Scan the listing below. Report each line that includes "pane".

■ Data excerpts:
▬▬▬▬▬▬

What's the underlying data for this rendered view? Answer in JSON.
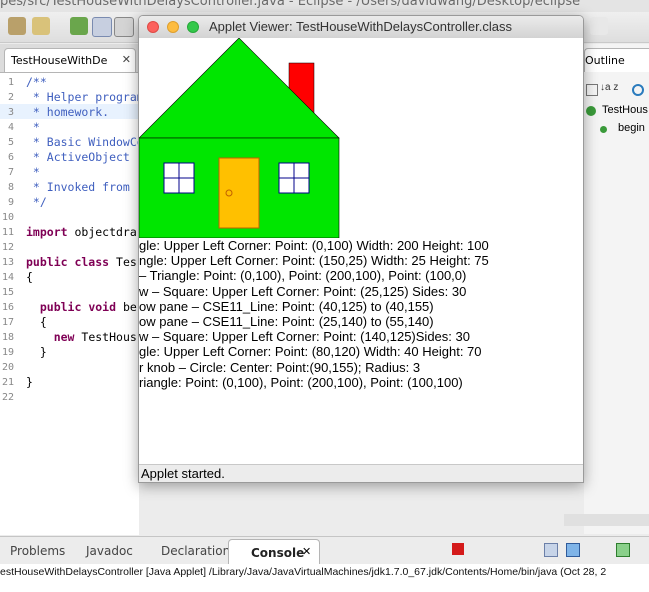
{
  "eclipse": {
    "title": "pes/src/TestHouseWithDelaysController.java - Eclipse - /Users/davidwang/Desktop/eclipse"
  },
  "editor": {
    "tab_label": "TestHouseWithDe",
    "lines": [
      {
        "n": "1",
        "text": "/**"
      },
      {
        "n": "2",
        "text": " * Helper program"
      },
      {
        "n": "3",
        "text": " * homework."
      },
      {
        "n": "4",
        "text": " *"
      },
      {
        "n": "5",
        "text": " * Basic WindowCo"
      },
      {
        "n": "6",
        "text": " * ActiveObject"
      },
      {
        "n": "7",
        "text": " *"
      },
      {
        "n": "8",
        "text": " * Invoked from"
      },
      {
        "n": "9",
        "text": " */"
      },
      {
        "n": "10",
        "text": ""
      },
      {
        "n": "11",
        "text": "import objectdra"
      },
      {
        "n": "12",
        "text": ""
      },
      {
        "n": "13",
        "text": "public class Tes"
      },
      {
        "n": "14",
        "text": "{"
      },
      {
        "n": "15",
        "text": ""
      },
      {
        "n": "16",
        "text": "  public void be"
      },
      {
        "n": "17",
        "text": "  {"
      },
      {
        "n": "18",
        "text": "    new TestHous"
      },
      {
        "n": "19",
        "text": "  }"
      },
      {
        "n": "20",
        "text": ""
      },
      {
        "n": "21",
        "text": "}"
      },
      {
        "n": "22",
        "text": ""
      }
    ]
  },
  "outline": {
    "tab_label": "Outline",
    "items": [
      "TestHous",
      "begin"
    ]
  },
  "applet": {
    "title": "Applet Viewer: TestHouseWithDelaysController.class",
    "status": "Applet started.",
    "log_lines": [
      "gle: Upper Left Corner: Point: (0,100) Width: 200 Height: 100",
      "ngle: Upper Left Corner: Point: (150,25) Width: 25 Height: 75",
      "– Triangle: Point: (0,100), Point: (200,100), Point: (100,0)",
      "w – Square: Upper Left Corner: Point: (25,125) Sides: 30",
      "ow pane – CSE11_Line: Point: (40,125) to (40,155)",
      "ow pane – CSE11_Line: Point: (25,140) to (55,140)",
      "w – Square: Upper Left Corner: Point: (140,125)Sides: 30",
      "gle: Upper Left Corner: Point: (80,120) Width: 40 Height: 70",
      "r knob – Circle: Center: Point:(90,155); Radius: 3",
      "riangle: Point: (0,100), Point: (200,100), Point: (100,100)"
    ],
    "colors": {
      "house": "#00e600",
      "chimney": "#ff0000",
      "door": "#ffc000",
      "window_border": "#00008b"
    }
  },
  "console": {
    "tabs": [
      "Problems",
      "Javadoc",
      "Declaration",
      "Console"
    ],
    "line": "estHouseWithDelaysController [Java Applet] /Library/Java/JavaVirtualMachines/jdk1.7.0_67.jdk/Contents/Home/bin/java (Oct 28, 2"
  }
}
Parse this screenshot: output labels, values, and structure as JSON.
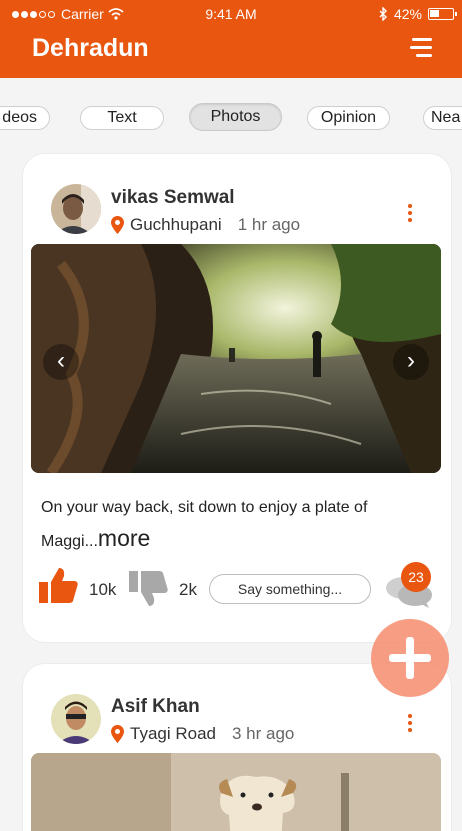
{
  "status": {
    "carrier": "Carrier",
    "time": "9:41 AM",
    "battery": "42%",
    "battery_level": 0.42
  },
  "header": {
    "title": "Dehradun"
  },
  "tabs": [
    {
      "label": "Videos",
      "shown": "deos"
    },
    {
      "label": "Text"
    },
    {
      "label": "Photos",
      "active": true
    },
    {
      "label": "Opinion"
    },
    {
      "label": "Nearby",
      "shown": "Nea"
    }
  ],
  "posts": [
    {
      "author": "vikas Semwal",
      "location": "Guchhupani",
      "time_ago": "1 hr ago",
      "caption": "On your way back, sit down to enjoy a plate of Maggi...",
      "more": "more",
      "likes": "10k",
      "dislikes": "2k",
      "comment_placeholder": "Say something...",
      "comment_count": "23"
    },
    {
      "author": "Asif Khan",
      "location": "Tyagi Road",
      "time_ago": "3 hr ago"
    }
  ],
  "icons": {
    "menu": "hamburger-icon",
    "location": "map-pin-icon",
    "more": "vertical-dots-icon",
    "like": "thumbs-up-icon",
    "dislike": "thumbs-down-icon",
    "comment": "chat-bubbles-icon",
    "prev": "chevron-left-icon",
    "next": "chevron-right-icon",
    "add": "plus-icon"
  },
  "colors": {
    "accent": "#e8560f",
    "fab": "#f68c6e"
  }
}
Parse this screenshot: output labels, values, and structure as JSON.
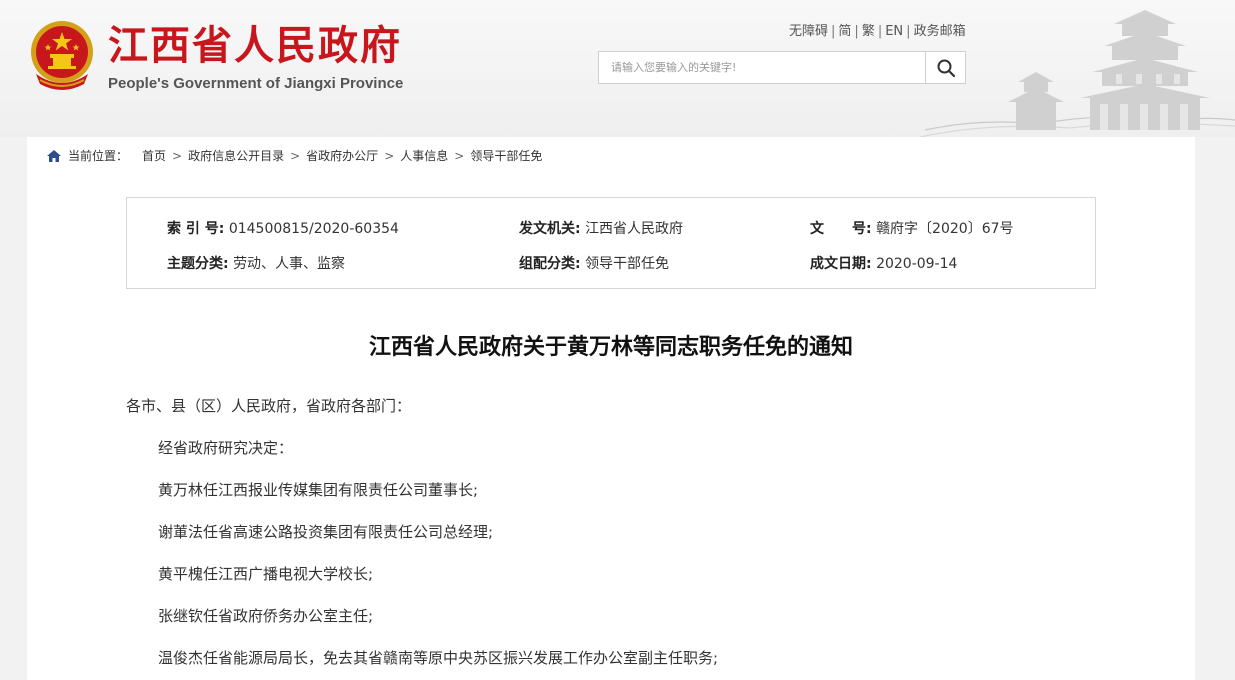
{
  "header": {
    "title": "江西省人民政府",
    "subtitle": "People's Government of Jiangxi Province",
    "links": [
      "无障碍",
      "简",
      "繁",
      "EN",
      "政务邮箱"
    ],
    "search": {
      "placeholder": "请输入您要输入的关键字!",
      "icon": "search-icon"
    },
    "colors": {
      "brand": "#c8161d"
    }
  },
  "breadcrumb": {
    "label": "当前位置：",
    "items": [
      "首页",
      "政府信息公开目录",
      "省政府办公厅",
      "人事信息",
      "领导干部任免"
    ]
  },
  "meta": {
    "index_label": "索 引 号:",
    "index_value": "014500815/2020-60354",
    "issuer_label": "发文机关:",
    "issuer_value": "江西省人民政府",
    "docno_label": "文　　号:",
    "docno_value": "赣府字〔2020〕67号",
    "topic_label": "主题分类:",
    "topic_value": "劳动、人事、监察",
    "category_label": "组配分类:",
    "category_value": "领导干部任免",
    "date_label": "成文日期:",
    "date_value": "2020-09-14"
  },
  "document": {
    "title": "江西省人民政府关于黄万林等同志职务任免的通知",
    "salutation": "各市、县（区）人民政府，省政府各部门：",
    "paragraphs": [
      "经省政府研究决定：",
      "黄万林任江西报业传媒集团有限责任公司董事长;",
      "谢莗法任省高速公路投资集团有限责任公司总经理;",
      "黄平槐任江西广播电视大学校长;",
      "张继钦任省政府侨务办公室主任;",
      "温俊杰任省能源局局长，免去其省赣南等原中央苏区振兴发展工作办公室副主任职务;"
    ]
  }
}
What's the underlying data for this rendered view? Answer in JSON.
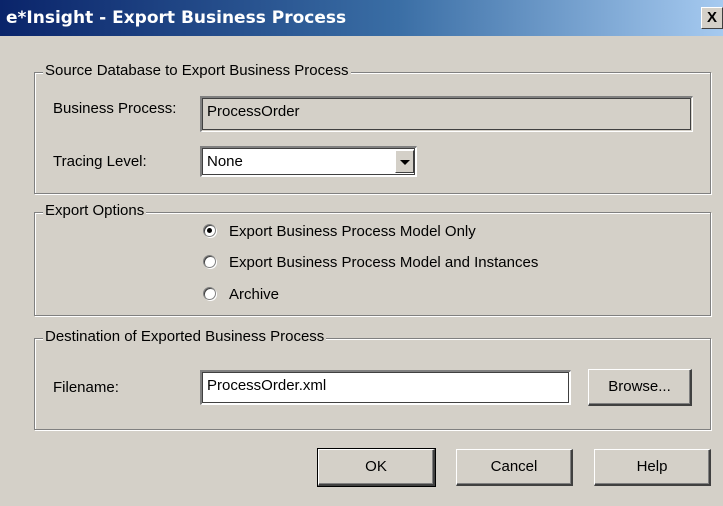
{
  "window": {
    "title": "e*Insight - Export Business Process",
    "close_glyph": "X"
  },
  "source_group": {
    "legend": "Source Database to Export Business Process",
    "business_process_label": "Business Process:",
    "business_process_value": "ProcessOrder",
    "tracing_level_label": "Tracing Level:",
    "tracing_level_value": "None"
  },
  "export_options": {
    "legend": "Export Options",
    "options": [
      {
        "label": "Export Business Process Model Only",
        "selected": true
      },
      {
        "label": "Export Business Process Model and Instances",
        "selected": false
      },
      {
        "label": "Archive",
        "selected": false
      }
    ]
  },
  "destination_group": {
    "legend": "Destination of Exported Business Process",
    "filename_label": "Filename:",
    "filename_value": "ProcessOrder.xml",
    "browse_label": "Browse..."
  },
  "buttons": {
    "ok": "OK",
    "cancel": "Cancel",
    "help": "Help"
  }
}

▬▬▬▬▬▬

■ Exercise answer:
      "ow pane – CSE11_Line: Point: (40,125) to (40,155)",
      "ow pane – CSE11_Line: Point: (25,140) to (55,140)",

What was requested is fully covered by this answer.